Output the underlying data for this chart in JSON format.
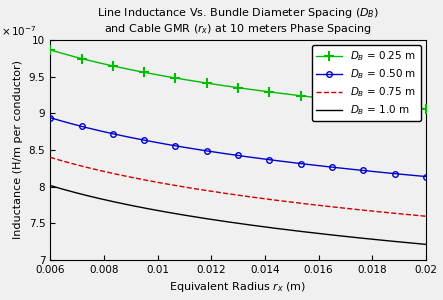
{
  "title": "Line Inductance Vs. Bundle Diameter Spacing ($D_B$)\nand Cable GMR ($r_x$) at 10 meters Phase Spacing",
  "xlabel": "Equivalent Radius $r_x$ (m)",
  "ylabel": "Inductance (H/m per conductor)",
  "xmin": 0.006,
  "xmax": 0.02,
  "ymin": 7e-07,
  "ymax": 1e-06,
  "D_eq": 10.0,
  "bundle_diameters": [
    0.25,
    0.5,
    0.75,
    1.0
  ],
  "legend_labels": [
    "$D_B$ = 0.25 m",
    "$D_B$ = 0.50 m",
    "$D_B$ = 0.75 m",
    "$D_B$ = 1.0 m"
  ],
  "colors": [
    "#00bb00",
    "#0000cc",
    "#cc0000",
    "#000000"
  ],
  "linestyles": [
    "-",
    "-",
    "--",
    "-"
  ],
  "markers": [
    "+",
    "o",
    "",
    ""
  ],
  "marker_sizes": [
    7,
    4,
    0,
    0
  ],
  "marker_mew": [
    1.5,
    1.0,
    0,
    0
  ],
  "linewidths": [
    1.0,
    1.0,
    1.0,
    1.0
  ],
  "n_marker_points": 13,
  "background_color": "#f0f0f0",
  "ytick_scale": 1e-07,
  "yticks": [
    7.0,
    7.5,
    8.0,
    8.5,
    9.0,
    9.5,
    10.0
  ],
  "xticks": [
    0.006,
    0.008,
    0.01,
    0.012,
    0.014,
    0.016,
    0.018,
    0.02
  ],
  "title_fontsize": 8.0,
  "label_fontsize": 8.0,
  "tick_fontsize": 7.5,
  "legend_fontsize": 7.5
}
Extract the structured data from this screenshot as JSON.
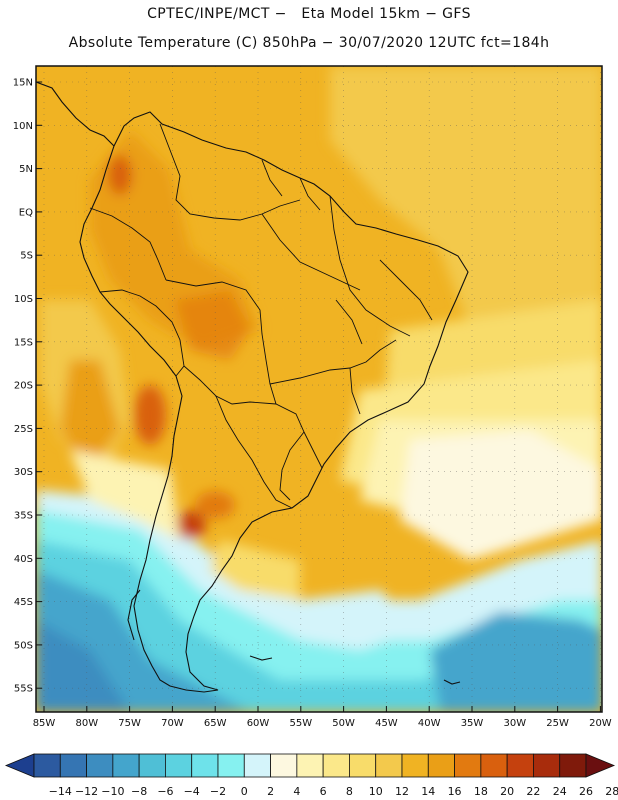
{
  "header": {
    "line1": "CPTEC/INPE/MCT −   Eta Model 15km − GFS",
    "line2": "Absolute Temperature (C) 850hPa − 30/07/2020 12UTC fct=184h"
  },
  "map": {
    "lat_labels": [
      "15N",
      "10N",
      "5N",
      "EQ",
      "5S",
      "10S",
      "15S",
      "20S",
      "25S",
      "30S",
      "35S",
      "40S",
      "45S",
      "50S",
      "55S"
    ],
    "lon_labels": [
      "85W",
      "80W",
      "75W",
      "70W",
      "65W",
      "60W",
      "55W",
      "50W",
      "45W",
      "40W",
      "35W",
      "30W",
      "25W",
      "20W"
    ]
  },
  "colorbar": {
    "labels": [
      "-14",
      "-12",
      "-10",
      "-8",
      "-6",
      "-4",
      "-2",
      "0",
      "2",
      "4",
      "6",
      "8",
      "10",
      "12",
      "14",
      "16",
      "18",
      "20",
      "22",
      "24",
      "26",
      "28"
    ],
    "colors": [
      "#1d3f8f",
      "#2c5aa0",
      "#3575b3",
      "#3d8dc0",
      "#44a5cc",
      "#4fbfd6",
      "#5cd2e0",
      "#6ee2ea",
      "#86f1f0",
      "#d4f4fa",
      "#fdf8e0",
      "#fdf3b3",
      "#fbe88a",
      "#f8dc6a",
      "#f3c94c",
      "#f0b323",
      "#ea9f17",
      "#e27a10",
      "#d9600e",
      "#c5410e",
      "#a82c0c",
      "#7f1a0b",
      "#6a0f10"
    ]
  }
}
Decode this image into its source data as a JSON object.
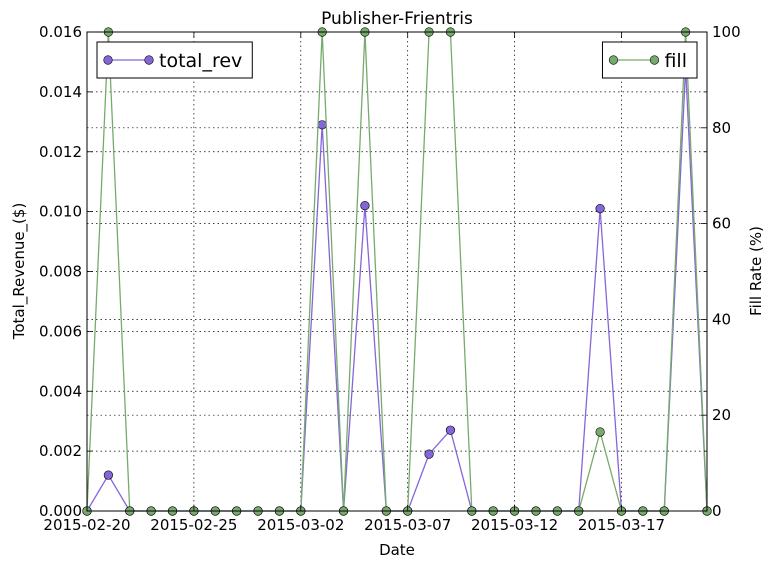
{
  "chart_data": {
    "type": "line",
    "title": "Publisher-Frientris",
    "xlabel": "Date",
    "ylabel": "Total_Revenue_($)",
    "y2label": "Fill Rate (%)",
    "x": [
      "2015-02-20",
      "2015-02-21",
      "2015-02-22",
      "2015-02-23",
      "2015-02-24",
      "2015-02-25",
      "2015-02-26",
      "2015-02-27",
      "2015-02-28",
      "2015-03-01",
      "2015-03-02",
      "2015-03-03",
      "2015-03-04",
      "2015-03-05",
      "2015-03-06",
      "2015-03-07",
      "2015-03-08",
      "2015-03-09",
      "2015-03-10",
      "2015-03-11",
      "2015-03-12",
      "2015-03-13",
      "2015-03-14",
      "2015-03-15",
      "2015-03-16",
      "2015-03-17",
      "2015-03-18",
      "2015-03-19",
      "2015-03-20",
      "2015-03-21"
    ],
    "x_ticks": [
      "2015-02-20",
      "2015-02-25",
      "2015-03-02",
      "2015-03-07",
      "2015-03-12",
      "2015-03-17"
    ],
    "ylim": [
      0,
      0.016
    ],
    "y_ticks": [
      "0.000",
      "0.002",
      "0.004",
      "0.006",
      "0.008",
      "0.010",
      "0.012",
      "0.014",
      "0.016"
    ],
    "y2lim": [
      0,
      100
    ],
    "y2_ticks": [
      "0",
      "20",
      "40",
      "60",
      "80",
      "100"
    ],
    "grid": true,
    "series": [
      {
        "name": "total_rev",
        "axis": "left",
        "color": "#8566d8",
        "values": [
          0,
          0.0012,
          0,
          0,
          0,
          0,
          0,
          0,
          0,
          0,
          0,
          0.0129,
          0,
          0.0102,
          0,
          0,
          0.0019,
          0.0027,
          0,
          0,
          0,
          0,
          0,
          0,
          0.0101,
          0,
          0,
          0,
          0.0148,
          0
        ]
      },
      {
        "name": "fill",
        "axis": "right",
        "color": "#77ab6d",
        "values": [
          0,
          100,
          0,
          0,
          0,
          0,
          0,
          0,
          0,
          0,
          0,
          100,
          0,
          100,
          0,
          0,
          100,
          100,
          0,
          0,
          0,
          0,
          0,
          0,
          16.5,
          0,
          0,
          0,
          100,
          0
        ]
      }
    ],
    "legends": [
      {
        "series": "total_rev",
        "placement": "upper left"
      },
      {
        "series": "fill",
        "placement": "upper right"
      }
    ]
  }
}
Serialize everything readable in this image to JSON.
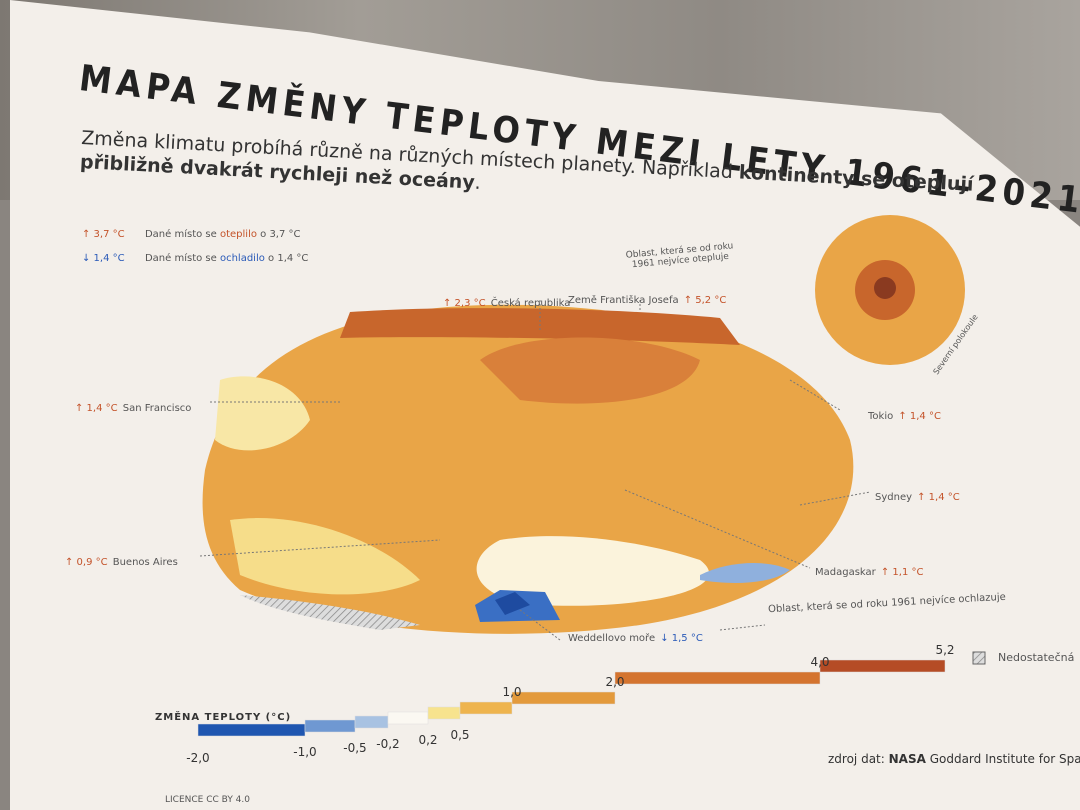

Problem to work on: Omit all pictures while transcribing the entries verbatim.

Result of the exercise:
Output the underlying data for this chart in JSON format.
{
  "title": "Line Inductance Vs. Bundle Diameter Spacing ($D_B$)\nand Cable GMR ($r_x$) at 10 meters Phase Spacing",
  "xlabel": "Equivalent Radius $r_x$ (m)",
  "ylabel": "Inductance (H/m per conductor)",
  "xmin": 0.006,
  "xmax": 0.02,
  "ymin": 7e-07,
  "ymax": 1e-06,
  "D_eq": 10.0,
  "bundle_diameters": [
    0.25,
    0.5,
    0.75,
    1.0
  ],
  "legend_labels": [
    "$D_B$ = 0.25 m",
    "$D_B$ = 0.50 m",
    "$D_B$ = 0.75 m",
    "$D_B$ = 1.0 m"
  ],
  "colors": [
    "#00bb00",
    "#0000cc",
    "#cc0000",
    "#000000"
  ],
  "linestyles": [
    "-",
    "-",
    "--",
    "-"
  ],
  "markers": [
    "+",
    "o",
    "",
    ""
  ],
  "marker_sizes": [
    7,
    4,
    0,
    0
  ],
  "marker_mew": [
    1.5,
    1.0,
    0,
    0
  ],
  "linewidths": [
    1.0,
    1.0,
    1.0,
    1.0
  ],
  "n_marker_points": 13,
  "background_color": "#f0f0f0",
  "ytick_scale": 1e-07,
  "yticks": [
    7.0,
    7.5,
    8.0,
    8.5,
    9.0,
    9.5,
    10.0
  ],
  "xticks": [
    0.006,
    0.008,
    0.01,
    0.012,
    0.014,
    0.016,
    0.018,
    0.02
  ],
  "title_fontsize": 8.0,
  "label_fontsize": 8.0,
  "tick_fontsize": 7.5,
  "legend_fontsize": 7.5
}
Extract the structured data from this screenshot as JSON.
{
  "header": {
    "line1": "CPTEC/INPE/MCT −   Eta Model 15km − GFS",
    "line2": "Absolute Temperature (C) 850hPa − 30/07/2020 12UTC fct=184h"
  },
  "map": {
    "lat_labels": [
      "15N",
      "10N",
      "5N",
      "EQ",
      "5S",
      "10S",
      "15S",
      "20S",
      "25S",
      "30S",
      "35S",
      "40S",
      "45S",
      "50S",
      "55S"
    ],
    "lon_labels": [
      "85W",
      "80W",
      "75W",
      "70W",
      "65W",
      "60W",
      "55W",
      "50W",
      "45W",
      "40W",
      "35W",
      "30W",
      "25W",
      "20W"
    ]
  },
  "colorbar": {
    "labels": [
      "-14",
      "-12",
      "-10",
      "-8",
      "-6",
      "-4",
      "-2",
      "0",
      "2",
      "4",
      "6",
      "8",
      "10",
      "12",
      "14",
      "16",
      "18",
      "20",
      "22",
      "24",
      "26",
      "28"
    ],
    "colors": [
      "#1d3f8f",
      "#2c5aa0",
      "#3575b3",
      "#3d8dc0",
      "#44a5cc",
      "#4fbfd6",
      "#5cd2e0",
      "#6ee2ea",
      "#86f1f0",
      "#d4f4fa",
      "#fdf8e0",
      "#fdf3b3",
      "#fbe88a",
      "#f8dc6a",
      "#f3c94c",
      "#f0b323",
      "#ea9f17",
      "#e27a10",
      "#d9600e",
      "#c5410e",
      "#a82c0c",
      "#7f1a0b",
      "#6a0f10"
    ]
  }
}
Decode this image into its source data as a JSON object.
{
  "chart_data": {
    "type": "line",
    "title": "Publisher-Frientris",
    "xlabel": "Date",
    "ylabel": "Total_Revenue_($)",
    "y2label": "Fill Rate (%)",
    "x": [
      "2015-02-20",
      "2015-02-21",
      "2015-02-22",
      "2015-02-23",
      "2015-02-24",
      "2015-02-25",
      "2015-02-26",
      "2015-02-27",
      "2015-02-28",
      "2015-03-01",
      "2015-03-02",
      "2015-03-03",
      "2015-03-04",
      "2015-03-05",
      "2015-03-06",
      "2015-03-07",
      "2015-03-08",
      "2015-03-09",
      "2015-03-10",
      "2015-03-11",
      "2015-03-12",
      "2015-03-13",
      "2015-03-14",
      "2015-03-15",
      "2015-03-16",
      "2015-03-17",
      "2015-03-18",
      "2015-03-19",
      "2015-03-20",
      "2015-03-21"
    ],
    "x_ticks": [
      "2015-02-20",
      "2015-02-25",
      "2015-03-02",
      "2015-03-07",
      "2015-03-12",
      "2015-03-17"
    ],
    "ylim": [
      0,
      0.016
    ],
    "y_ticks": [
      "0.000",
      "0.002",
      "0.004",
      "0.006",
      "0.008",
      "0.010",
      "0.012",
      "0.014",
      "0.016"
    ],
    "y2lim": [
      0,
      100
    ],
    "y2_ticks": [
      "0",
      "20",
      "40",
      "60",
      "80",
      "100"
    ],
    "grid": true,
    "series": [
      {
        "name": "total_rev",
        "axis": "left",
        "color": "#8566d8",
        "values": [
          0,
          0.0012,
          0,
          0,
          0,
          0,
          0,
          0,
          0,
          0,
          0,
          0.0129,
          0,
          0.0102,
          0,
          0,
          0.0019,
          0.0027,
          0,
          0,
          0,
          0,
          0,
          0,
          0.0101,
          0,
          0,
          0,
          0.0148,
          0
        ]
      },
      {
        "name": "fill",
        "axis": "right",
        "color": "#77ab6d",
        "values": [
          0,
          100,
          0,
          0,
          0,
          0,
          0,
          0,
          0,
          0,
          0,
          100,
          0,
          100,
          0,
          0,
          100,
          100,
          0,
          0,
          0,
          0,
          0,
          0,
          16.5,
          0,
          0,
          0,
          100,
          0
        ]
      }
    ],
    "legends": [
      {
        "series": "total_rev",
        "placement": "upper left"
      },
      {
        "series": "fill",
        "placement": "upper right"
      }
    ]
  }
}
Serialize everything readable in this image to JSON.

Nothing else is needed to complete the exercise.